(begin)

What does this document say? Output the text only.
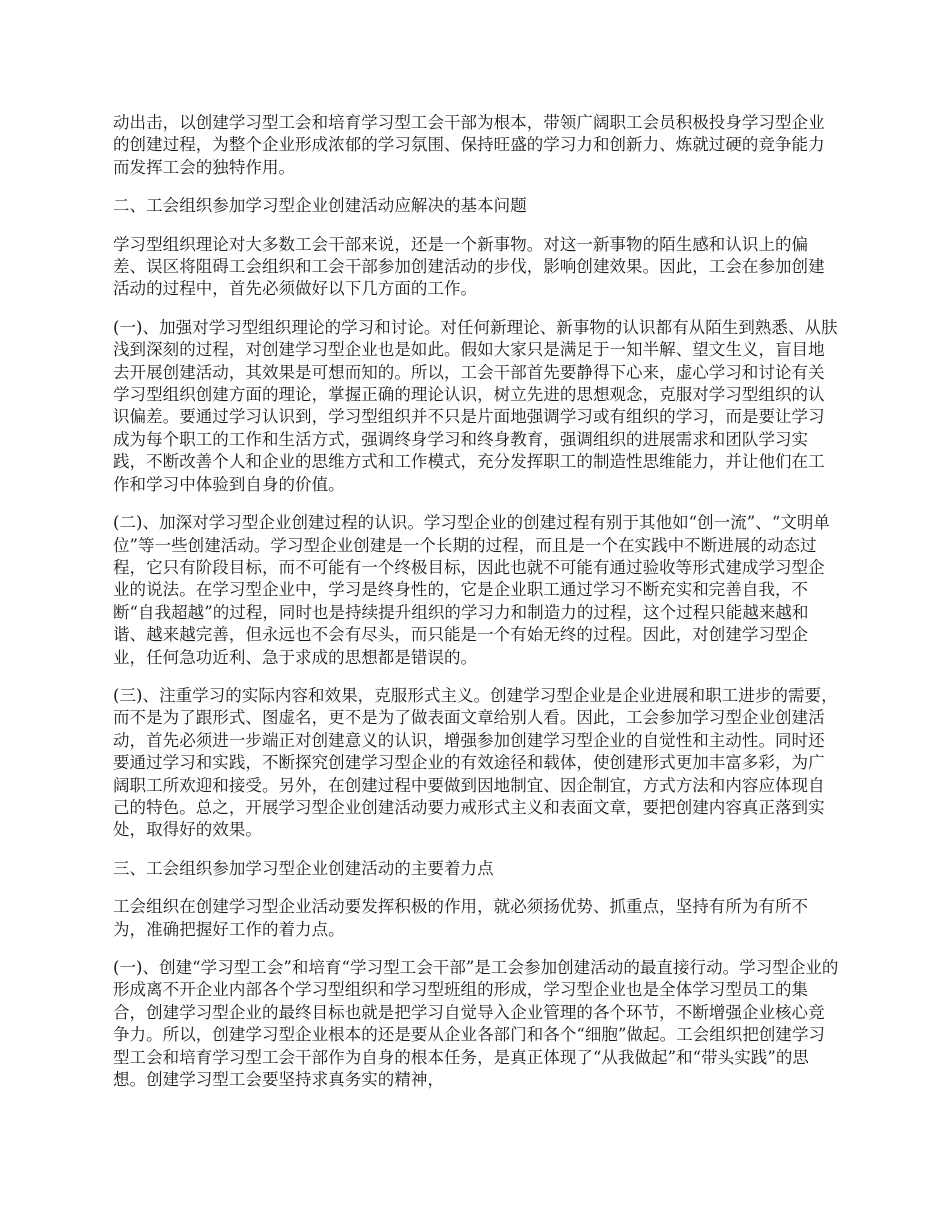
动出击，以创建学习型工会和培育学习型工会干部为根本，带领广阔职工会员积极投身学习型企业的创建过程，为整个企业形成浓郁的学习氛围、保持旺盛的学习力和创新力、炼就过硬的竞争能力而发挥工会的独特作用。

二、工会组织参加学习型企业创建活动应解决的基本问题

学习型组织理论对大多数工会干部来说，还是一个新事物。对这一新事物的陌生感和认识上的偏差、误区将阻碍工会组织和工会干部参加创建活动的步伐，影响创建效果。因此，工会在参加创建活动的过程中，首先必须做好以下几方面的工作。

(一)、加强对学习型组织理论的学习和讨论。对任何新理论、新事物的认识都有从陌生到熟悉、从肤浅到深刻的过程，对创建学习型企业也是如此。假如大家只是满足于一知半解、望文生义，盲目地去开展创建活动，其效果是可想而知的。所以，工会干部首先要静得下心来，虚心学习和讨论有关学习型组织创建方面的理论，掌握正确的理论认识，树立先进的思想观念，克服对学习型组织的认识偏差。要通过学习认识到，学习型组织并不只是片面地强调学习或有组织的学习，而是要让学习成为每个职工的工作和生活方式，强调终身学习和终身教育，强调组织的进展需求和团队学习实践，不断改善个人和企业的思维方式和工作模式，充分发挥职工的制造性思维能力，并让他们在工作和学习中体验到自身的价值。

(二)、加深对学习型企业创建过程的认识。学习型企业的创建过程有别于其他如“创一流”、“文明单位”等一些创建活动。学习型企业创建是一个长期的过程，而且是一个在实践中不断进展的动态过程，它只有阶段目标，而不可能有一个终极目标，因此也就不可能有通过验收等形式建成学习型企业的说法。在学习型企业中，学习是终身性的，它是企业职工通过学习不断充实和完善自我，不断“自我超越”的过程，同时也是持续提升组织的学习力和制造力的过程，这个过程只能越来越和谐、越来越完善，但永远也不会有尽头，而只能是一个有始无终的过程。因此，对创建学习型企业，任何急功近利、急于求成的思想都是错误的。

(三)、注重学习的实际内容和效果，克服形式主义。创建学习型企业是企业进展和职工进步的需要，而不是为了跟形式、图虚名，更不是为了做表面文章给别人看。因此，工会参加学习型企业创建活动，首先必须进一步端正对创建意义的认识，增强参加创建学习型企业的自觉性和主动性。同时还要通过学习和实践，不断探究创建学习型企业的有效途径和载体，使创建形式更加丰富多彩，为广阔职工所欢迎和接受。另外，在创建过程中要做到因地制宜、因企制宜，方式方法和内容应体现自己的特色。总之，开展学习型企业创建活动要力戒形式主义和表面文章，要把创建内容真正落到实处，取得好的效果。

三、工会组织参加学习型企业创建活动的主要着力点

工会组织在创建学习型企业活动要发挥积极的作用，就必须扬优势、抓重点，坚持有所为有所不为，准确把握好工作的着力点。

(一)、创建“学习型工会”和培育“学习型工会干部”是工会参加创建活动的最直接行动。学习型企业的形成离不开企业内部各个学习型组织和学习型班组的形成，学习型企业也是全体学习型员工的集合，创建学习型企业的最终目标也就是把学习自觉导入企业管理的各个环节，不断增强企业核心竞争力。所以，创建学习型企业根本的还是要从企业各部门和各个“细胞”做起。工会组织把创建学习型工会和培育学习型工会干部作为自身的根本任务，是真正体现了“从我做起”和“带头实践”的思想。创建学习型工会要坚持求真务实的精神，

(end)
(begin)

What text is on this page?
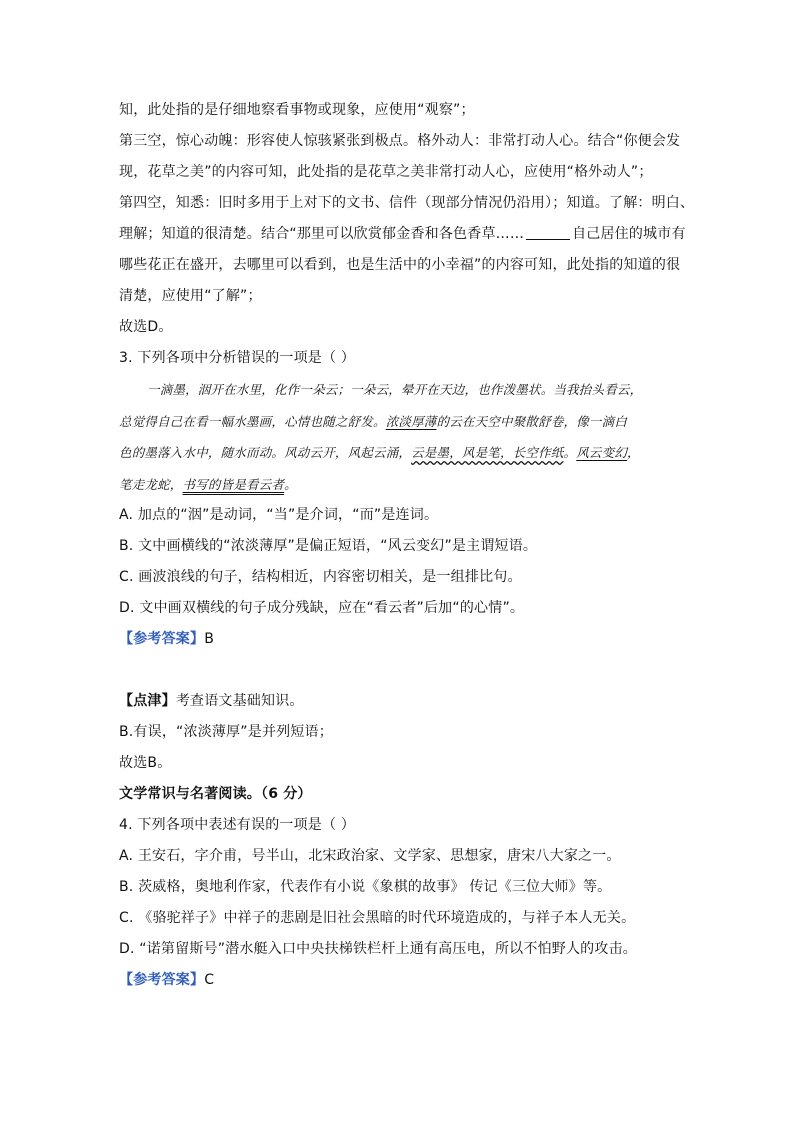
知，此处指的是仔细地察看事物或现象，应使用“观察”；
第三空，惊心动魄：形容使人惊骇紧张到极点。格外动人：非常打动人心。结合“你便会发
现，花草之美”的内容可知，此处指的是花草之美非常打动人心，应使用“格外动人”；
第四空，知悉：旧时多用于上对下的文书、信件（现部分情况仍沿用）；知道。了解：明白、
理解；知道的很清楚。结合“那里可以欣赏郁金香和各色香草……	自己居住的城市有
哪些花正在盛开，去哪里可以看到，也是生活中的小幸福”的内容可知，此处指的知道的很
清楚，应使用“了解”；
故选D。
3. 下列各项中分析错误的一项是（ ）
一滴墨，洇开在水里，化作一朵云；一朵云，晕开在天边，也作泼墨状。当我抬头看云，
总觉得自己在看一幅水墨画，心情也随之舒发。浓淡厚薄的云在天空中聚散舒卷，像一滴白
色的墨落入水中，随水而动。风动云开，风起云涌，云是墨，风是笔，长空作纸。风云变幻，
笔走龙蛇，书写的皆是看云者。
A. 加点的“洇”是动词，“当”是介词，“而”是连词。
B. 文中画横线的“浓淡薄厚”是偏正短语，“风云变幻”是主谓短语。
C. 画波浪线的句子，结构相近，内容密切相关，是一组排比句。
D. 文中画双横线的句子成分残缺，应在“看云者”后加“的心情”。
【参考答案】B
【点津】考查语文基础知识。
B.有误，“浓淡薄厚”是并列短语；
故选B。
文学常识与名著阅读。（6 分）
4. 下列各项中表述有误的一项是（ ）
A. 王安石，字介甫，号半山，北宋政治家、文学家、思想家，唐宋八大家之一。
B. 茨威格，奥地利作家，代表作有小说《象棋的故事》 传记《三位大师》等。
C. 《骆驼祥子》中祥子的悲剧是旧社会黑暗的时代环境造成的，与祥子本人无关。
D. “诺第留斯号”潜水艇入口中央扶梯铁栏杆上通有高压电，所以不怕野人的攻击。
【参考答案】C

(end)
(begin)

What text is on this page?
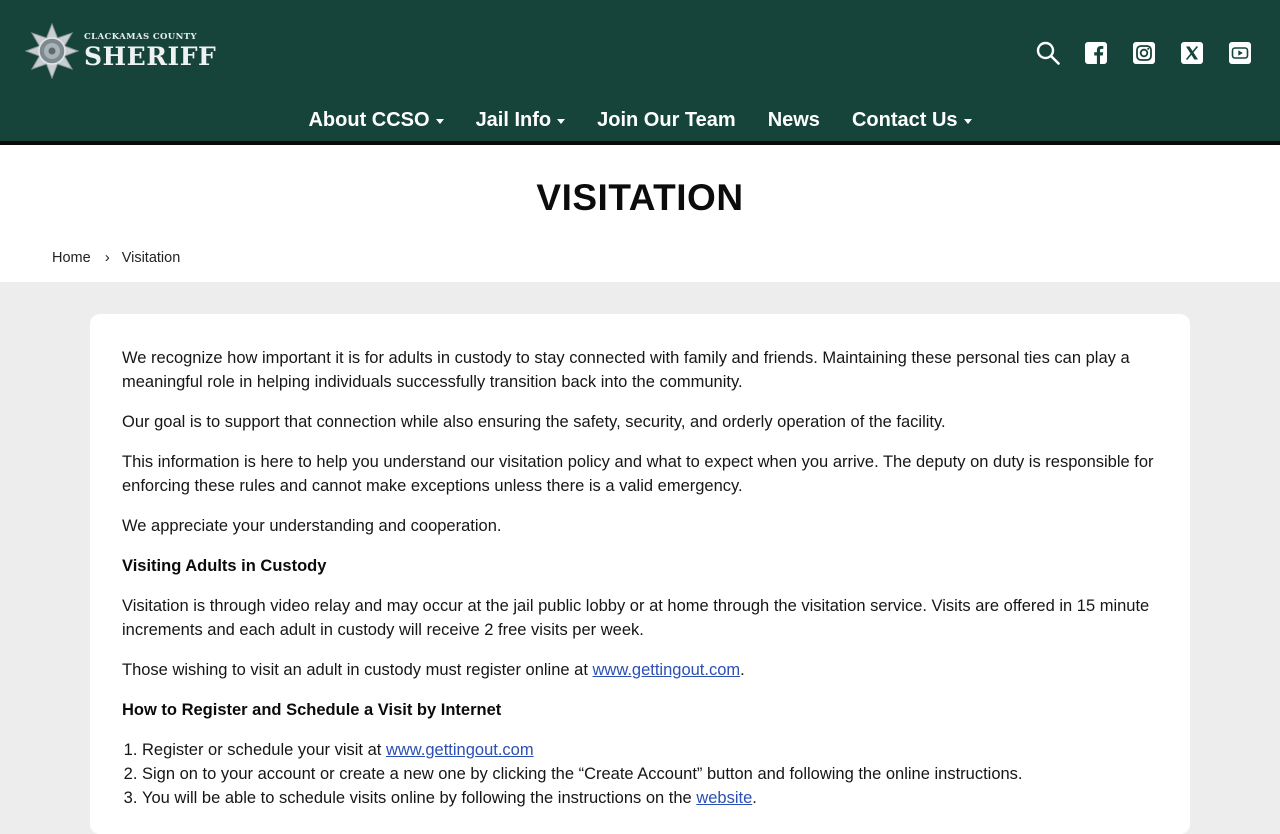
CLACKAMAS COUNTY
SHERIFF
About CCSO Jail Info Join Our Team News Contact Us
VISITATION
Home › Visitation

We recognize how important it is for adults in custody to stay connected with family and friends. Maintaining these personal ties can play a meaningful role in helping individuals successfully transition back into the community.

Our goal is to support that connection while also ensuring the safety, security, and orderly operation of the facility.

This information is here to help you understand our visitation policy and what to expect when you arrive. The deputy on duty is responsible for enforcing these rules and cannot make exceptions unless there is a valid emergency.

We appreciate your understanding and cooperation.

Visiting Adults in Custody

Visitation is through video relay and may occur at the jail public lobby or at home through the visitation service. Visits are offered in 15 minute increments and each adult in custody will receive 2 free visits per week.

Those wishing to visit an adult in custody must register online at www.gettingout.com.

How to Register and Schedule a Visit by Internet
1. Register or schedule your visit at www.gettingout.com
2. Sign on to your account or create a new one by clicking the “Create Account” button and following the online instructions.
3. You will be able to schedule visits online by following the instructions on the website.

(end)

Problem statement: Copy whichever lines in the listing above contain the word "风云变幻".

Final result:
色的墨落入水中，随水而动。风动云开，风起云涌，云是墨，风是笔，长空作纸。风云变幻，
B. 文中画横线的“浓淡薄厚”是偏正短语，“风云变幻”是主谓短语。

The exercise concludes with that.